Written task: Please retype the data in full and exactly; the pictures are not part of the copy.

Excerpted records:
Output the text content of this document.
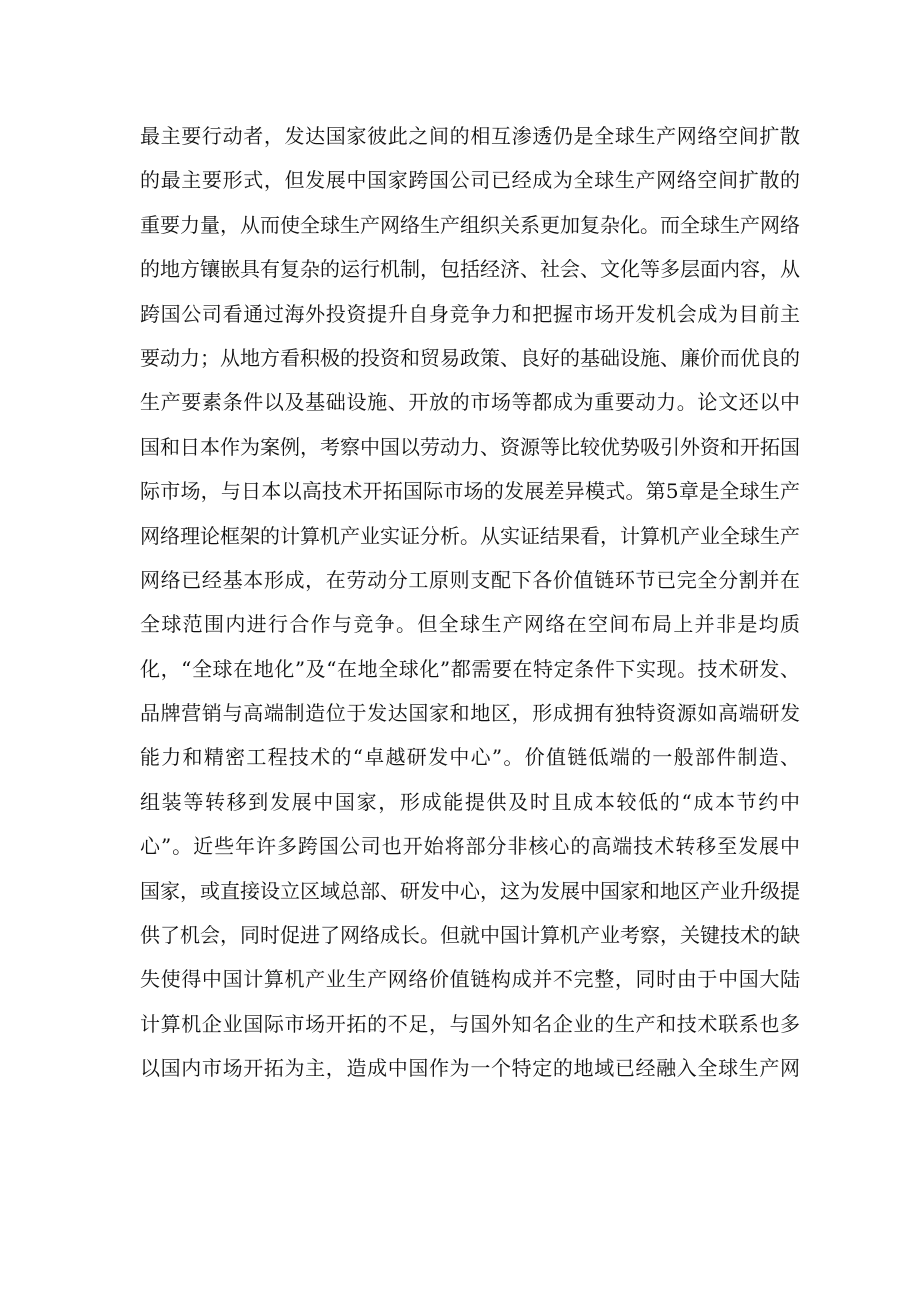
最主要行动者，发达国家彼此之间的相互渗透仍是全球生产网络空间扩散
的最主要形式，但发展中国家跨国公司已经成为全球生产网络空间扩散的
重要力量，从而使全球生产网络生产组织关系更加复杂化。而全球生产网络
的地方镶嵌具有复杂的运行机制，包括经济、社会、文化等多层面内容，从
跨国公司看通过海外投资提升自身竞争力和把握市场开发机会成为目前主
要动力；从地方看积极的投资和贸易政策、良好的基础设施、廉价而优良的
生产要素条件以及基础设施、开放的市场等都成为重要动力。论文还以中
国和日本作为案例，考察中国以劳动力、资源等比较优势吸引外资和开拓国
际市场，与日本以高技术开拓国际市场的发展差异模式。第5章是全球生产
网络理论框架的计算机产业实证分析。从实证结果看，计算机产业全球生产
网络已经基本形成，在劳动分工原则支配下各价值链环节已完全分割并在
全球范围内进行合作与竞争。但全球生产网络在空间布局上并非是均质
化，“全球在地化”及“在地全球化”都需要在特定条件下实现。技术研发、
品牌营销与高端制造位于发达国家和地区，形成拥有独特资源如高端研发
能力和精密工程技术的“卓越研发中心”。价值链低端的一般部件制造、
组装等转移到发展中国家，形成能提供及时且成本较低的“成本节约中
心”。近些年许多跨国公司也开始将部分非核心的高端技术转移至发展中
国家，或直接设立区域总部、研发中心，这为发展中国家和地区产业升级提
供了机会，同时促进了网络成长。但就中国计算机产业考察，关键技术的缺
失使得中国计算机产业生产网络价值链构成并不完整，同时由于中国大陆
计算机企业国际市场开拓的不足，与国外知名企业的生产和技术联系也多
以国内市场开拓为主，造成中国作为一个特定的地域已经融入全球生产网
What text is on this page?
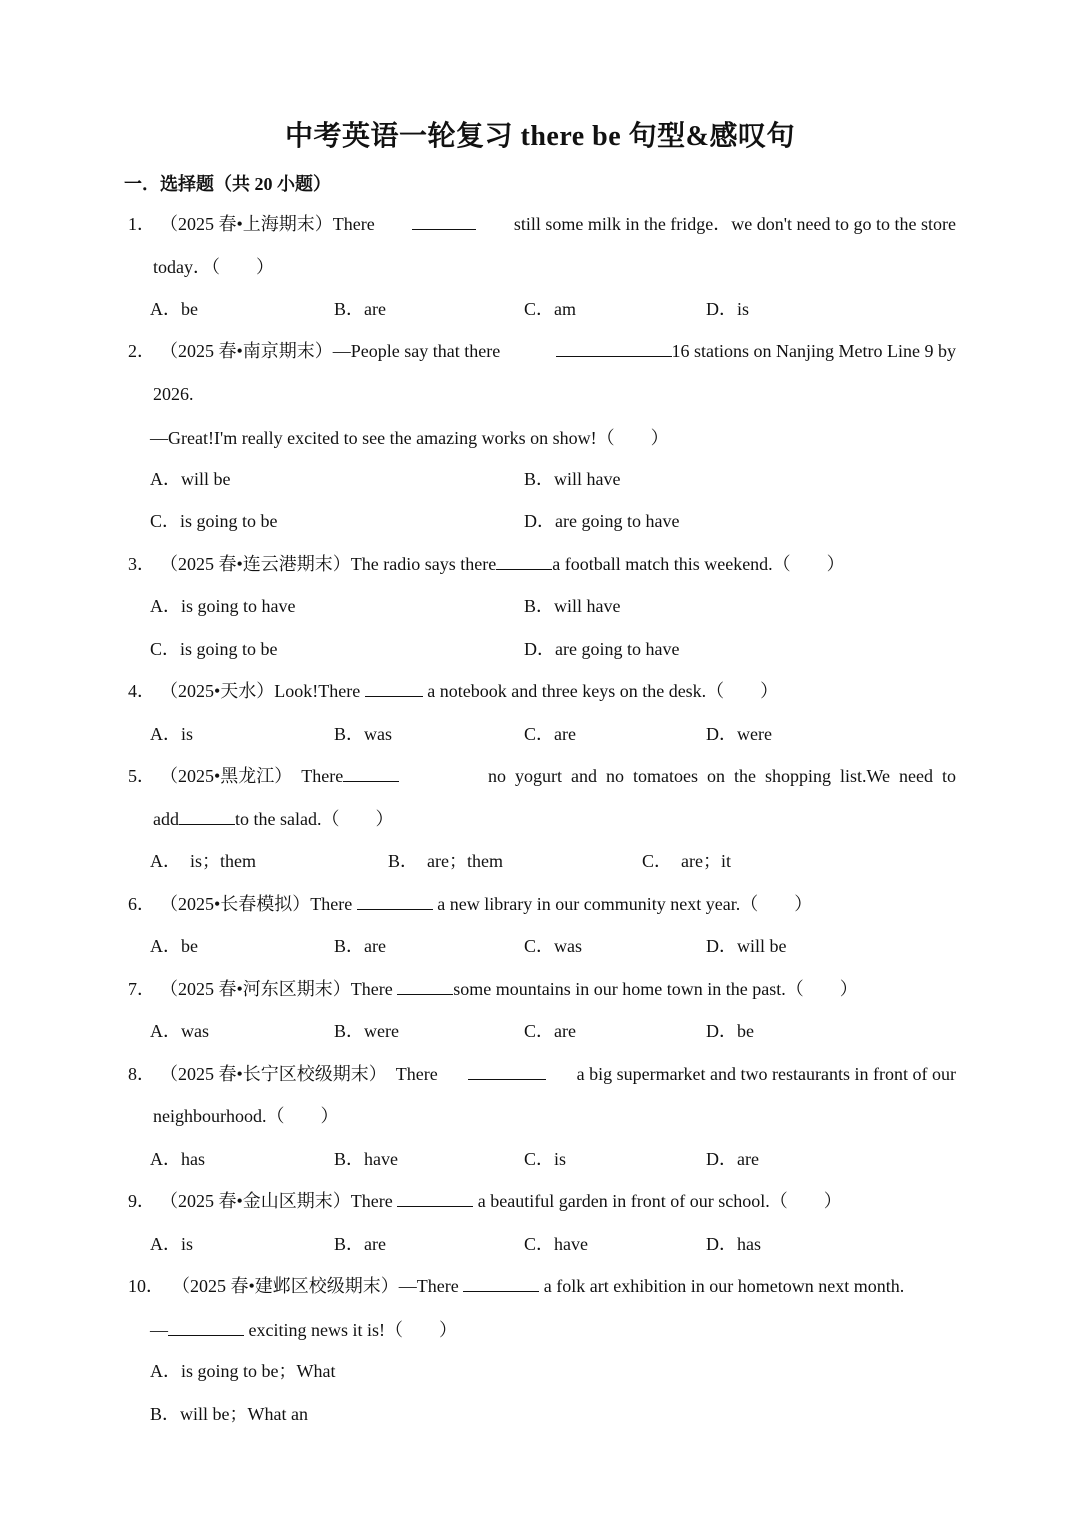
中考英语一轮复习 there be 句型&感叹句
一．选择题（共 20 小题）
1． （2025 春•上海期末）There	still some milk in the fridge．we don't need to go to the store
today．（　　）
A．be	B．are	C．am	D．is
2． （2025 春•南京期末）—People say that there	16 stations on Nanjing Metro Line 9 by
2026.
—Great!I'm really excited to see the amazing works on show!（　　）
A．will be	B．will have
C．is going to be	D．are going to have
3． （2025 春•连云港期末）The radio says there	a football match this weekend.（　　）
A．is going to have	B．will have
C．is going to be	D．are going to have
4． （2025•天水）Look!There	a notebook and three keys on the desk.（　　）
A．is	B．was	C．are	D．were
5． （2025•黑龙江）  There	no  yogurt  and  no  tomatoes  on  the  shopping  list.We  need  to
add	to the salad.（　　）
A．　is；them	B．　are；them	C．　are；it
6． （2025•长春模拟）There	a new library in our community next year.（　　）
A．be	B．are	C．was	D．will be
7． （2025 春•河东区期末）There	some mountains in our home town in the past.（　　）
A．was	B．were	C．are	D．be
8． （2025 春•长宁区校级期末）  There	a big supermarket and two restaurants in front of our
neighbourhood.（　　）
A．has	B．have	C．is	D．are
9． （2025 春•金山区期末）There	a beautiful garden in front of our school.（　　）
A．is	B．are	C．have	D．has
10． （2025 春•建邺区校级期末）—There	a folk art exhibition in our hometown next month.
—	exciting news it is!（　　）
A．is going to be；What
B．will be；What an
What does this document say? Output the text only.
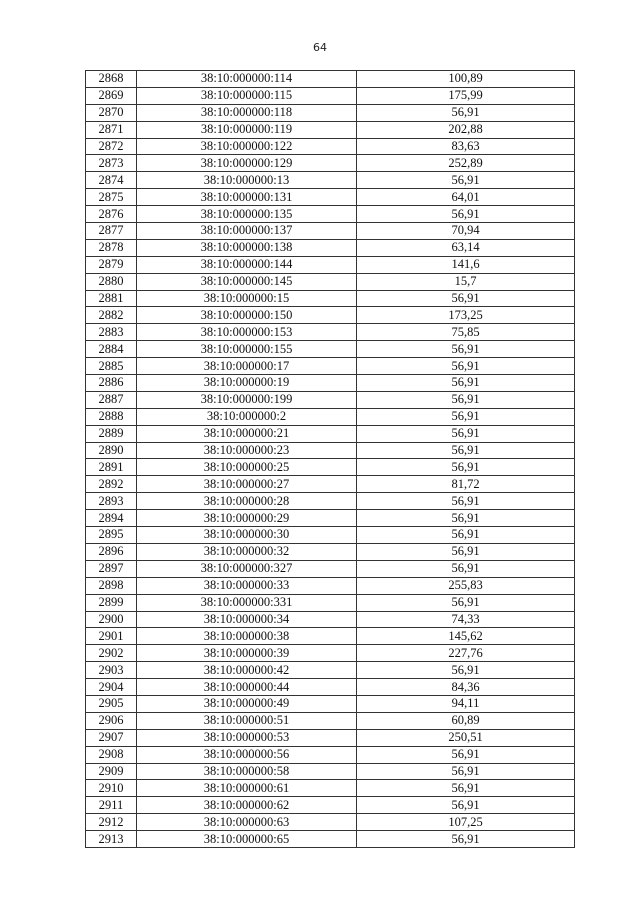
64
2868	38:10:000000:114	100,89
2869	38:10:000000:115	175,99
2870	38:10:000000:118	56,91
2871	38:10:000000:119	202,88
2872	38:10:000000:122	83,63
2873	38:10:000000:129	252,89
2874	38:10:000000:13	56,91
2875	38:10:000000:131	64,01
2876	38:10:000000:135	56,91
2877	38:10:000000:137	70,94
2878	38:10:000000:138	63,14
2879	38:10:000000:144	141,6
2880	38:10:000000:145	15,7
2881	38:10:000000:15	56,91
2882	38:10:000000:150	173,25
2883	38:10:000000:153	75,85
2884	38:10:000000:155	56,91
2885	38:10:000000:17	56,91
2886	38:10:000000:19	56,91
2887	38:10:000000:199	56,91
2888	38:10:000000:2	56,91
2889	38:10:000000:21	56,91
2890	38:10:000000:23	56,91
2891	38:10:000000:25	56,91
2892	38:10:000000:27	81,72
2893	38:10:000000:28	56,91
2894	38:10:000000:29	56,91
2895	38:10:000000:30	56,91
2896	38:10:000000:32	56,91
2897	38:10:000000:327	56,91
2898	38:10:000000:33	255,83
2899	38:10:000000:331	56,91
2900	38:10:000000:34	74,33
2901	38:10:000000:38	145,62
2902	38:10:000000:39	227,76
2903	38:10:000000:42	56,91
2904	38:10:000000:44	84,36
2905	38:10:000000:49	94,11
2906	38:10:000000:51	60,89
2907	38:10:000000:53	250,51
2908	38:10:000000:56	56,91
2909	38:10:000000:58	56,91
2910	38:10:000000:61	56,91
2911	38:10:000000:62	56,91
2912	38:10:000000:63	107,25
2913	38:10:000000:65	56,91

Complete answer:
Output the text content of this document.
最主要行动者，发达国家彼此之间的相互渗透仍是全球生产网络空间扩散
的最主要形式，但发展中国家跨国公司已经成为全球生产网络空间扩散的
重要力量，从而使全球生产网络生产组织关系更加复杂化。而全球生产网络
的地方镶嵌具有复杂的运行机制，包括经济、社会、文化等多层面内容，从
跨国公司看通过海外投资提升自身竞争力和把握市场开发机会成为目前主
要动力；从地方看积极的投资和贸易政策、良好的基础设施、廉价而优良的
生产要素条件以及基础设施、开放的市场等都成为重要动力。论文还以中
国和日本作为案例，考察中国以劳动力、资源等比较优势吸引外资和开拓国
际市场，与日本以高技术开拓国际市场的发展差异模式。第5章是全球生产
网络理论框架的计算机产业实证分析。从实证结果看，计算机产业全球生产
网络已经基本形成，在劳动分工原则支配下各价值链环节已完全分割并在
全球范围内进行合作与竞争。但全球生产网络在空间布局上并非是均质
化，“全球在地化”及“在地全球化”都需要在特定条件下实现。技术研发、
品牌营销与高端制造位于发达国家和地区，形成拥有独特资源如高端研发
能力和精密工程技术的“卓越研发中心”。价值链低端的一般部件制造、
组装等转移到发展中国家，形成能提供及时且成本较低的“成本节约中
心”。近些年许多跨国公司也开始将部分非核心的高端技术转移至发展中
国家，或直接设立区域总部、研发中心，这为发展中国家和地区产业升级提
供了机会，同时促进了网络成长。但就中国计算机产业考察，关键技术的缺
失使得中国计算机产业生产网络价值链构成并不完整，同时由于中国大陆
计算机企业国际市场开拓的不足，与国外知名企业的生产和技术联系也多
以国内市场开拓为主，造成中国作为一个特定的地域已经融入全球生产网
What text is on this page?
中考英语一轮复习 there be 句型&感叹句
一．选择题（共 20 小题）
1． （2025 春•上海期末）There	still some milk in the fridge．we don't need to go to the store
today．（　　）
A．be	B．are	C．am	D．is
2． （2025 春•南京期末）—People say that there	16 stations on Nanjing Metro Line 9 by
2026.
—Great!I'm really excited to see the amazing works on show!（　　）
A．will be	B．will have
C．is going to be	D．are going to have
3． （2025 春•连云港期末）The radio says there	a football match this weekend.（　　）
A．is going to have	B．will have
C．is going to be	D．are going to have
4． （2025•天水）Look!There	a notebook and three keys on the desk.（　　）
A．is	B．was	C．are	D．were
5． （2025•黑龙江）  There	no  yogurt  and  no  tomatoes  on  the  shopping  list.We  need  to
add	to the salad.（　　）
A．　is；them	B．　are；them	C．　are；it
6． （2025•长春模拟）There	a new library in our community next year.（　　）
A．be	B．are	C．was	D．will be
7． （2025 春•河东区期末）There	some mountains in our home town in the past.（　　）
A．was	B．were	C．are	D．be
8． （2025 春•长宁区校级期末）  There	a big supermarket and two restaurants in front of our
neighbourhood.（　　）
A．has	B．have	C．is	D．are
9． （2025 春•金山区期末）There	a beautiful garden in front of our school.（　　）
A．is	B．are	C．have	D．has
10． （2025 春•建邺区校级期末）—There	a folk art exhibition in our hometown next month.
—	exciting news it is!（　　）
A．is going to be；What
B．will be；What an
What does this document say? Output the text only.
64
2868	38:10:000000:114	100,89
2869	38:10:000000:115	175,99
2870	38:10:000000:118	56,91
2871	38:10:000000:119	202,88
2872	38:10:000000:122	83,63
2873	38:10:000000:129	252,89
2874	38:10:000000:13	56,91
2875	38:10:000000:131	64,01
2876	38:10:000000:135	56,91
2877	38:10:000000:137	70,94
2878	38:10:000000:138	63,14
2879	38:10:000000:144	141,6
2880	38:10:000000:145	15,7
2881	38:10:000000:15	56,91
2882	38:10:000000:150	173,25
2883	38:10:000000:153	75,85
2884	38:10:000000:155	56,91
2885	38:10:000000:17	56,91
2886	38:10:000000:19	56,91
2887	38:10:000000:199	56,91
2888	38:10:000000:2	56,91
2889	38:10:000000:21	56,91
2890	38:10:000000:23	56,91
2891	38:10:000000:25	56,91
2892	38:10:000000:27	81,72
2893	38:10:000000:28	56,91
2894	38:10:000000:29	56,91
2895	38:10:000000:30	56,91
2896	38:10:000000:32	56,91
2897	38:10:000000:327	56,91
2898	38:10:000000:33	255,83
2899	38:10:000000:331	56,91
2900	38:10:000000:34	74,33
2901	38:10:000000:38	145,62
2902	38:10:000000:39	227,76
2903	38:10:000000:42	56,91
2904	38:10:000000:44	84,36
2905	38:10:000000:49	94,11
2906	38:10:000000:51	60,89
2907	38:10:000000:53	250,51
2908	38:10:000000:56	56,91
2909	38:10:000000:58	56,91
2910	38:10:000000:61	56,91
2911	38:10:000000:62	56,91
2912	38:10:000000:63	107,25
2913	38:10:000000:65	56,91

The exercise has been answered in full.